## RECORDED INFORMATION
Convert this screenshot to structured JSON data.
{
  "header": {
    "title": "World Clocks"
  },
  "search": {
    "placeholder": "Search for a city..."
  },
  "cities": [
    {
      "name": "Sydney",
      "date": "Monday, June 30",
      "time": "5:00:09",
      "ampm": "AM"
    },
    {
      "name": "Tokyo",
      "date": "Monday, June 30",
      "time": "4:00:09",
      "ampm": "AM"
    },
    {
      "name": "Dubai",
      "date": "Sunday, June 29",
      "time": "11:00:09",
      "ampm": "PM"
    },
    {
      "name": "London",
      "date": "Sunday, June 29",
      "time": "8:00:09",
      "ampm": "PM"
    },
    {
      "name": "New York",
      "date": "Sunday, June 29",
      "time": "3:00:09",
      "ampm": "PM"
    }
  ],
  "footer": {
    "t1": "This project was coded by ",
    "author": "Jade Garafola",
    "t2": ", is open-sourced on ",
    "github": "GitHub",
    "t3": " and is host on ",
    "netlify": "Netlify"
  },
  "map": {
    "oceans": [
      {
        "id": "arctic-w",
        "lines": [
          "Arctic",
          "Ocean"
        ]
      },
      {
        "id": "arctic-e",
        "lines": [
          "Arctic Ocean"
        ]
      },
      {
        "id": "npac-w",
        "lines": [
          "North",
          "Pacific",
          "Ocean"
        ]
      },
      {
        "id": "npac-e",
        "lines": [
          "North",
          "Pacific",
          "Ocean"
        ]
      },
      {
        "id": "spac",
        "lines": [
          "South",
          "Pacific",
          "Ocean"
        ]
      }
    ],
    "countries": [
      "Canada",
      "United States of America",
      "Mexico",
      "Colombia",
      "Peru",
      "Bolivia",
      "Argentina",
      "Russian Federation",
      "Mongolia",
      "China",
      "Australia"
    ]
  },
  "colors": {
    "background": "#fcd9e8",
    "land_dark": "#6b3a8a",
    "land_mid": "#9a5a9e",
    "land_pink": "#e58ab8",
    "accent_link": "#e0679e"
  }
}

## WHAT THIS TASK INVOLVES
Write the complete data out, exactly as above.

## EXERCISE RESULT
Convert this screenshot to structured JSON data.
{
  "header": {
    "title": "World Clocks"
  },
  "search": {
    "placeholder": "Search for a city..."
  },
  "cities": [
    {
      "name": "Sydney",
      "date": "Monday, June 30",
      "time": "5:00:09",
      "ampm": "AM"
    },
    {
      "name": "Tokyo",
      "date": "Monday, June 30",
      "time": "4:00:09",
      "ampm": "AM"
    },
    {
      "name": "Dubai",
      "date": "Sunday, June 29",
      "time": "11:00:09",
      "ampm": "PM"
    },
    {
      "name": "London",
      "date": "Sunday, June 29",
      "time": "8:00:09",
      "ampm": "PM"
    },
    {
      "name": "New York",
      "date": "Sunday, June 29",
      "time": "3:00:09",
      "ampm": "PM"
    }
  ],
  "footer": {
    "t1": "This project was coded by ",
    "author": "Jade Garafola",
    "t2": ", is open-sourced on ",
    "github": "GitHub",
    "t3": " and is host on ",
    "netlify": "Netlify"
  },
  "map": {
    "oceans": [
      {
        "id": "arctic-w",
        "lines": [
          "Arctic",
          "Ocean"
        ]
      },
      {
        "id": "arctic-e",
        "lines": [
          "Arctic Ocean"
        ]
      },
      {
        "id": "npac-w",
        "lines": [
          "North",
          "Pacific",
          "Ocean"
        ]
      },
      {
        "id": "npac-e",
        "lines": [
          "North",
          "Pacific",
          "Ocean"
        ]
      },
      {
        "id": "spac",
        "lines": [
          "South",
          "Pacific",
          "Ocean"
        ]
      }
    ],
    "countries": [
      "Canada",
      "United States of America",
      "Mexico",
      "Colombia",
      "Peru",
      "Bolivia",
      "Argentina",
      "Russian Federation",
      "Mongolia",
      "China",
      "Australia"
    ]
  },
  "colors": {
    "background": "#fcd9e8",
    "land_dark": "#6b3a8a",
    "land_mid": "#9a5a9e",
    "land_pink": "#e58ab8",
    "accent_link": "#e0679e"
  }
}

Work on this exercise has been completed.